Available data ▸
----------
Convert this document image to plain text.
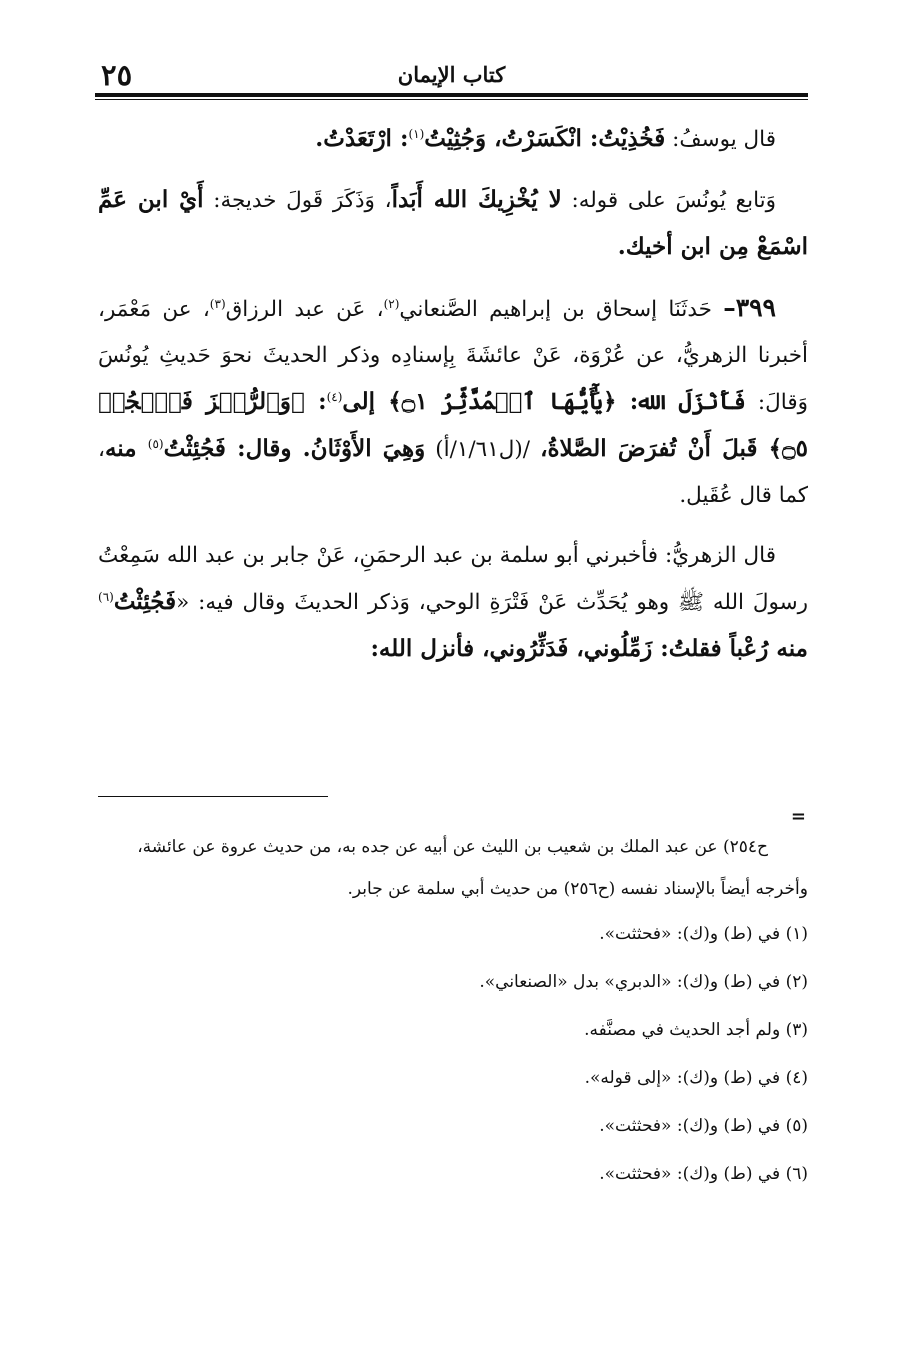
٢٥	كتاب الإيمان

قال يوسفُ: فَخُذِيْتُ: انْكَسَرْتُ، وَجُثِيْتُ$^{(١)}$: ارْتَعَدْتُ.

وَتابع يُونُسَ على قوله: لا يُخْزِيكَ الله أَبَداً، وَذَكَرَ قَولَ خديجة: أَيْ ابن عَمِّ اسْمَعْ مِن ابن أخيك.

٣٩٩– حَدثَنَا إسحاق بن إبراهيم الصَّنعاني$^{(٢)}$، عَن عبد الرزاق$^{(٣)}$، عن مَعْمَر، أخبرنا الزهريُّ، عن عُرْوَة، عَنْ عائشَةَ بِإسنادِه وذكر الحديثَ نحوَ حَديثِ يُونُسَ وَقالَ: فَأَنْزَلَ الله: ﴿يَٰٓأَيُّهَا ٱلۡمُدَّثِّرُ ۝١﴾ إلى$^{(٤)}$: ﴿وَٱلرُّجۡزَ فَٱهۡجُرۡ ۝٥﴾ قَبلَ أَنْ تُفرَضَ الصَّلاةُ، /(ل١/٦١/أ) وَهِيَ الأَوْثَانُ. وقال: فَجُئِثْتُ$^{(٥)}$ منه، كما قال عُقَيل.

قال الزهريُّ: فأخبرني أبو سلمة بن عبد الرحمَنِ، عَنْ جابر بن عبد الله سَمِعْتُ رسولَ الله ﷺ وهو يُحَدِّث عَنْ فَتْرَةِ الوحي، وَذكر الحديثَ وقال فيه: «فَجُئِثْتُ$^{(٦)}$ منه رُعْباً فقلتُ: زَمِّلُوني، فَدَثِّرُوني، فأنزل الله:

=

ح٢٥٤) عن عبد الملك بن شعيب بن الليث عن أبيه عن جده به، من حديث عروة عن عائشة، وأخرجه أيضاً بالإسناد نفسه (ح٢٥٦) من حديث أبي سلمة عن جابر.

(١) في (ط) و(ك): «فحثثت».

(٢) في (ط) و(ك): «الدبري» بدل «الصنعاني».

(٣) ولم أجد الحديث في مصنَّفه.

(٤) في (ط) و(ك): «إلى قوله».

(٥) في (ط) و(ك): «فحثثت».

(٦) في (ط) و(ك): «فحثثت».
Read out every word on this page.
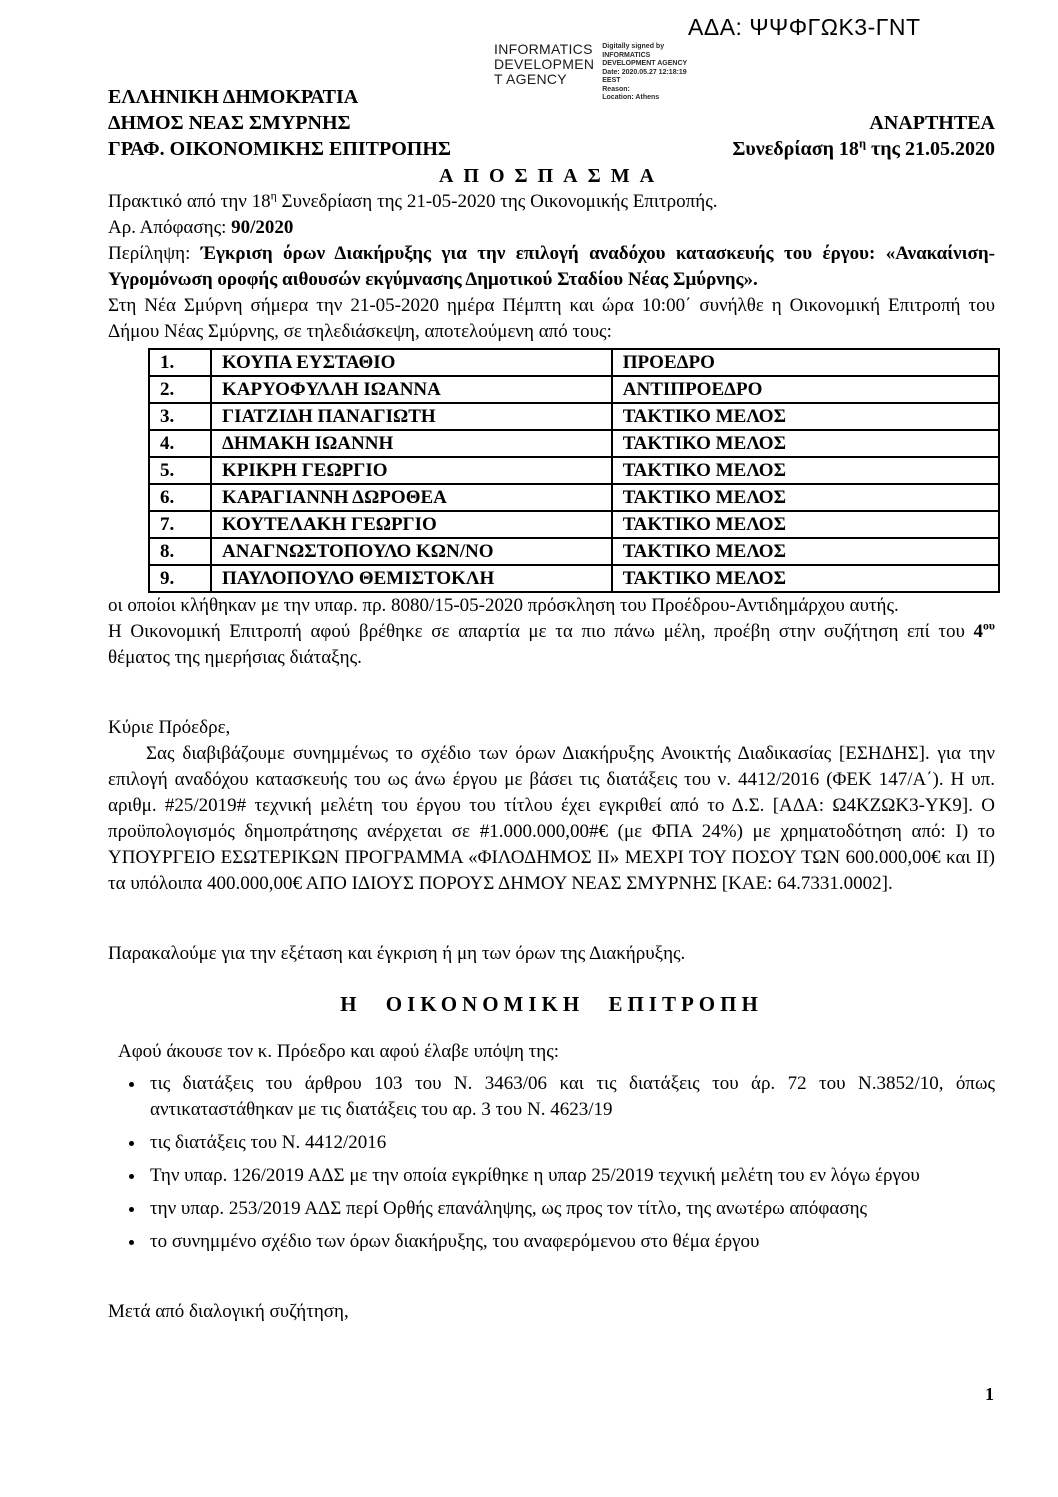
ΑΔΑ: ΨΨΦΓΩΚ3-ΓΝΤ
INFORMATICS
DEVELOPMEN
T AGENCY
Digitally signed by
INFORMATICS
DEVELOPMENT AGENCY
Date: 2020.05.27 12:18:19
EEST
Reason:
Location: Athens
ΕΛΛΗΝΙΚΗ ΔΗΜΟΚΡΑΤΙΑ
ΔΗΜΟΣ ΝΕΑΣ ΣΜΥΡΝΗΣ	ΑΝΑΡΤΗΤΕΑ
ΓΡΑΦ. ΟΙΚΟΝΟΜΙΚΗΣ ΕΠΙΤΡΟΠΗΣ	Συνεδρίαση $18^\eta$ της 21.05.2020
ΑΠΟΣΠΑΣΜΑ

Πρακτικό από την $18^\eta$ Συνεδρίαση της 21-05-2020 της Οικονομικής Επιτροπής.

Αρ. Απόφασης: 90/2020

Περίληψη: Έγκριση όρων Διακήρυξης για την επιλογή αναδόχου κατασκευής του έργου: «Ανακαίνιση-Υγρομόνωση οροφής αιθουσών εκγύμνασης Δημοτικού Σταδίου Νέας Σμύρνης».

Στη Νέα Σμύρνη σήμερα την 21-05-2020 ημέρα Πέμπτη και ώρα 10:00΄ συνήλθε η Οικονομική Επιτροπή του Δήμου Νέας Σμύρνης, σε τηλεδιάσκεψη, αποτελούμενη από τους:

1.	ΚΟΥΠΑ ΕΥΣΤΑΘΙΟ	ΠΡΟΕΔΡΟ
2.	ΚΑΡΥΟΦΥΛΛΗ ΙΩΑΝΝΑ	ΑΝΤΙΠΡΟΕΔΡΟ
3.	ΓΙΑΤΖΙΔΗ ΠΑΝΑΓΙΩΤΗ	ΤΑΚΤΙΚΟ ΜΕΛΟΣ
4.	ΔΗΜΑΚΗ ΙΩΑΝΝΗ	ΤΑΚΤΙΚΟ ΜΕΛΟΣ
5.	ΚΡΙΚΡΗ ΓΕΩΡΓΙΟ	ΤΑΚΤΙΚΟ ΜΕΛΟΣ
6.	ΚΑΡΑΓΙΑΝΝΗ ΔΩΡΟΘΕΑ	ΤΑΚΤΙΚΟ ΜΕΛΟΣ
7.	ΚΟΥΤΕΛΑΚΗ ΓΕΩΡΓΙΟ	ΤΑΚΤΙΚΟ ΜΕΛΟΣ
8.	ΑΝΑΓΝΩΣΤΟΠΟΥΛΟ ΚΩΝ/ΝΟ	ΤΑΚΤΙΚΟ ΜΕΛΟΣ
9.	ΠΑΥΛΟΠΟΥΛΟ ΘΕΜΙΣΤΟΚΛΗ	ΤΑΚΤΙΚΟ ΜΕΛΟΣ

οι οποίοι κλήθηκαν με την υπαρ. πρ. 8080/15-05-2020 πρόσκληση του Προέδρου-Αντιδημάρχου αυτής.

Η Οικονομική Επιτροπή αφού βρέθηκε σε απαρτία με τα πιο πάνω μέλη, προέβη στην συζήτηση επί του $4^{o\upsilon}$ θέματος της ημερήσιας διάταξης.

Κύριε Πρόεδρε,

Σας διαβιβάζουμε συνημμένως το σχέδιο των όρων Διακήρυξης Ανοικτής Διαδικασίας [ΕΣΗΔΗΣ]. για την επιλογή αναδόχου κατασκευής του ως άνω έργου με βάσει τις διατάξεις του ν. 4412/2016 (ΦΕΚ 147/Α΄). Η υπ. αριθμ. #25/2019# τεχνική μελέτη του έργου του τίτλου έχει εγκριθεί από το Δ.Σ. [ΑΔΑ: Ω4ΚΖΩΚ3-ΥΚ9]. Ο προϋπολογισμός δημοπράτησης ανέρχεται σε #1.000.000,00#€ (με ΦΠΑ 24%) με χρηματοδότηση από: Ι) το ΥΠΟΥΡΓΕΙΟ ΕΣΩΤΕΡΙΚΩΝ ΠΡΟΓΡΑΜΜΑ «ΦΙΛΟΔΗΜΟΣ ΙΙ» ΜΕΧΡΙ ΤΟΥ ΠΟΣΟΥ ΤΩΝ 600.000,00€ και ΙΙ) τα υπόλοιπα 400.000,00€ ΑΠΟ ΙΔΙΟΥΣ ΠΟΡΟΥΣ ΔΗΜΟΥ ΝΕΑΣ ΣΜΥΡΝΗΣ [ΚΑΕ: 64.7331.0002].

Παρακαλούμε για την εξέταση και έγκριση ή μη των όρων της Διακήρυξης.

Η ΟΙΚΟΝΟΜΙΚΗ ΕΠΙΤΡΟΠΗ

Αφού άκουσε τον κ. Πρόεδρο και αφού έλαβε υπόψη της:

• τις διατάξεις του άρθρου 103 του Ν. 3463/06 και τις διατάξεις του άρ. 72 του Ν.3852/10, όπως αντικαταστάθηκαν με τις διατάξεις του αρ. 3 του Ν. 4623/19
• τις διατάξεις του Ν. 4412/2016
• Την υπαρ. 126/2019 ΑΔΣ με την οποία εγκρίθηκε η υπαρ 25/2019 τεχνική μελέτη του εν λόγω έργου
• την υπαρ. 253/2019 ΑΔΣ περί Ορθής επανάληψης, ως προς τον τίτλο, της ανωτέρω απόφασης
• το συνημμένο σχέδιο των όρων διακήρυξης, του αναφερόμενου στο θέμα έργου

Μετά από διαλογική συζήτηση,

1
----------
Repeat each entry exactly. Pictures do not belong in the copy.

Response for this exercise ▸
Convert this document image to plain text.
٢٥	كتاب الإيمان

قال يوسفُ: فَخُذِيْتُ: انْكَسَرْتُ، وَجُثِيْتُ$^{(١)}$: ارْتَعَدْتُ.

وَتابع يُونُسَ على قوله: لا يُخْزِيكَ الله أَبَداً، وَذَكَرَ قَولَ خديجة: أَيْ ابن عَمِّ اسْمَعْ مِن ابن أخيك.

٣٩٩– حَدثَنَا إسحاق بن إبراهيم الصَّنعاني$^{(٢)}$، عَن عبد الرزاق$^{(٣)}$، عن مَعْمَر، أخبرنا الزهريُّ، عن عُرْوَة، عَنْ عائشَةَ بِإسنادِه وذكر الحديثَ نحوَ حَديثِ يُونُسَ وَقالَ: فَأَنْزَلَ الله: ﴿يَٰٓأَيُّهَا ٱلۡمُدَّثِّرُ ۝١﴾ إلى$^{(٤)}$: ﴿وَٱلرُّجۡزَ فَٱهۡجُرۡ ۝٥﴾ قَبلَ أَنْ تُفرَضَ الصَّلاةُ، /(ل١/٦١/أ) وَهِيَ الأَوْثَانُ. وقال: فَجُئِثْتُ$^{(٥)}$ منه، كما قال عُقَيل.

قال الزهريُّ: فأخبرني أبو سلمة بن عبد الرحمَنِ، عَنْ جابر بن عبد الله سَمِعْتُ رسولَ الله ﷺ وهو يُحَدِّث عَنْ فَتْرَةِ الوحي، وَذكر الحديثَ وقال فيه: «فَجُئِثْتُ$^{(٦)}$ منه رُعْباً فقلتُ: زَمِّلُوني، فَدَثِّرُوني، فأنزل الله:

=

ح٢٥٤) عن عبد الملك بن شعيب بن الليث عن أبيه عن جده به، من حديث عروة عن عائشة، وأخرجه أيضاً بالإسناد نفسه (ح٢٥٦) من حديث أبي سلمة عن جابر.

(١) في (ط) و(ك): «فحثثت».

(٢) في (ط) و(ك): «الدبري» بدل «الصنعاني».

(٣) ولم أجد الحديث في مصنَّفه.

(٤) في (ط) و(ك): «إلى قوله».

(٥) في (ط) و(ك): «فحثثت».

(٦) في (ط) و(ك): «فحثثت».
Read out every word on this page.
ΑΔΑ: ΨΨΦΓΩΚ3-ΓΝΤ
INFORMATICS
DEVELOPMEN
T AGENCY
Digitally signed by
INFORMATICS
DEVELOPMENT AGENCY
Date: 2020.05.27 12:18:19
EEST
Reason:
Location: Athens
ΕΛΛΗΝΙΚΗ ΔΗΜΟΚΡΑΤΙΑ
ΔΗΜΟΣ ΝΕΑΣ ΣΜΥΡΝΗΣ	ΑΝΑΡΤΗΤΕΑ
ΓΡΑΦ. ΟΙΚΟΝΟΜΙΚΗΣ ΕΠΙΤΡΟΠΗΣ	Συνεδρίαση $18^\eta$ της 21.05.2020
ΑΠΟΣΠΑΣΜΑ

Πρακτικό από την $18^\eta$ Συνεδρίαση της 21-05-2020 της Οικονομικής Επιτροπής.

Αρ. Απόφασης: 90/2020

Περίληψη: Έγκριση όρων Διακήρυξης για την επιλογή αναδόχου κατασκευής του έργου: «Ανακαίνιση-Υγρομόνωση οροφής αιθουσών εκγύμνασης Δημοτικού Σταδίου Νέας Σμύρνης».

Στη Νέα Σμύρνη σήμερα την 21-05-2020 ημέρα Πέμπτη και ώρα 10:00΄ συνήλθε η Οικονομική Επιτροπή του Δήμου Νέας Σμύρνης, σε τηλεδιάσκεψη, αποτελούμενη από τους:

1.	ΚΟΥΠΑ ΕΥΣΤΑΘΙΟ	ΠΡΟΕΔΡΟ
2.	ΚΑΡΥΟΦΥΛΛΗ ΙΩΑΝΝΑ	ΑΝΤΙΠΡΟΕΔΡΟ
3.	ΓΙΑΤΖΙΔΗ ΠΑΝΑΓΙΩΤΗ	ΤΑΚΤΙΚΟ ΜΕΛΟΣ
4.	ΔΗΜΑΚΗ ΙΩΑΝΝΗ	ΤΑΚΤΙΚΟ ΜΕΛΟΣ
5.	ΚΡΙΚΡΗ ΓΕΩΡΓΙΟ	ΤΑΚΤΙΚΟ ΜΕΛΟΣ
6.	ΚΑΡΑΓΙΑΝΝΗ ΔΩΡΟΘΕΑ	ΤΑΚΤΙΚΟ ΜΕΛΟΣ
7.	ΚΟΥΤΕΛΑΚΗ ΓΕΩΡΓΙΟ	ΤΑΚΤΙΚΟ ΜΕΛΟΣ
8.	ΑΝΑΓΝΩΣΤΟΠΟΥΛΟ ΚΩΝ/ΝΟ	ΤΑΚΤΙΚΟ ΜΕΛΟΣ
9.	ΠΑΥΛΟΠΟΥΛΟ ΘΕΜΙΣΤΟΚΛΗ	ΤΑΚΤΙΚΟ ΜΕΛΟΣ

οι οποίοι κλήθηκαν με την υπαρ. πρ. 8080/15-05-2020 πρόσκληση του Προέδρου-Αντιδημάρχου αυτής.

Η Οικονομική Επιτροπή αφού βρέθηκε σε απαρτία με τα πιο πάνω μέλη, προέβη στην συζήτηση επί του $4^{o\upsilon}$ θέματος της ημερήσιας διάταξης.

Κύριε Πρόεδρε,

Σας διαβιβάζουμε συνημμένως το σχέδιο των όρων Διακήρυξης Ανοικτής Διαδικασίας [ΕΣΗΔΗΣ]. για την επιλογή αναδόχου κατασκευής του ως άνω έργου με βάσει τις διατάξεις του ν. 4412/2016 (ΦΕΚ 147/Α΄). Η υπ. αριθμ. #25/2019# τεχνική μελέτη του έργου του τίτλου έχει εγκριθεί από το Δ.Σ. [ΑΔΑ: Ω4ΚΖΩΚ3-ΥΚ9]. Ο προϋπολογισμός δημοπράτησης ανέρχεται σε #1.000.000,00#€ (με ΦΠΑ 24%) με χρηματοδότηση από: Ι) το ΥΠΟΥΡΓΕΙΟ ΕΣΩΤΕΡΙΚΩΝ ΠΡΟΓΡΑΜΜΑ «ΦΙΛΟΔΗΜΟΣ ΙΙ» ΜΕΧΡΙ ΤΟΥ ΠΟΣΟΥ ΤΩΝ 600.000,00€ και ΙΙ) τα υπόλοιπα 400.000,00€ ΑΠΟ ΙΔΙΟΥΣ ΠΟΡΟΥΣ ΔΗΜΟΥ ΝΕΑΣ ΣΜΥΡΝΗΣ [ΚΑΕ: 64.7331.0002].

Παρακαλούμε για την εξέταση και έγκριση ή μη των όρων της Διακήρυξης.

Η ΟΙΚΟΝΟΜΙΚΗ ΕΠΙΤΡΟΠΗ

Αφού άκουσε τον κ. Πρόεδρο και αφού έλαβε υπόψη της:

• τις διατάξεις του άρθρου 103 του Ν. 3463/06 και τις διατάξεις του άρ. 72 του Ν.3852/10, όπως αντικαταστάθηκαν με τις διατάξεις του αρ. 3 του Ν. 4623/19
• τις διατάξεις του Ν. 4412/2016
• Την υπαρ. 126/2019 ΑΔΣ με την οποία εγκρίθηκε η υπαρ 25/2019 τεχνική μελέτη του εν λόγω έργου
• την υπαρ. 253/2019 ΑΔΣ περί Ορθής επανάληψης, ως προς τον τίτλο, της ανωτέρω απόφασης
• το συνημμένο σχέδιο των όρων διακήρυξης, του αναφερόμενου στο θέμα έργου

Μετά από διαλογική συζήτηση,

1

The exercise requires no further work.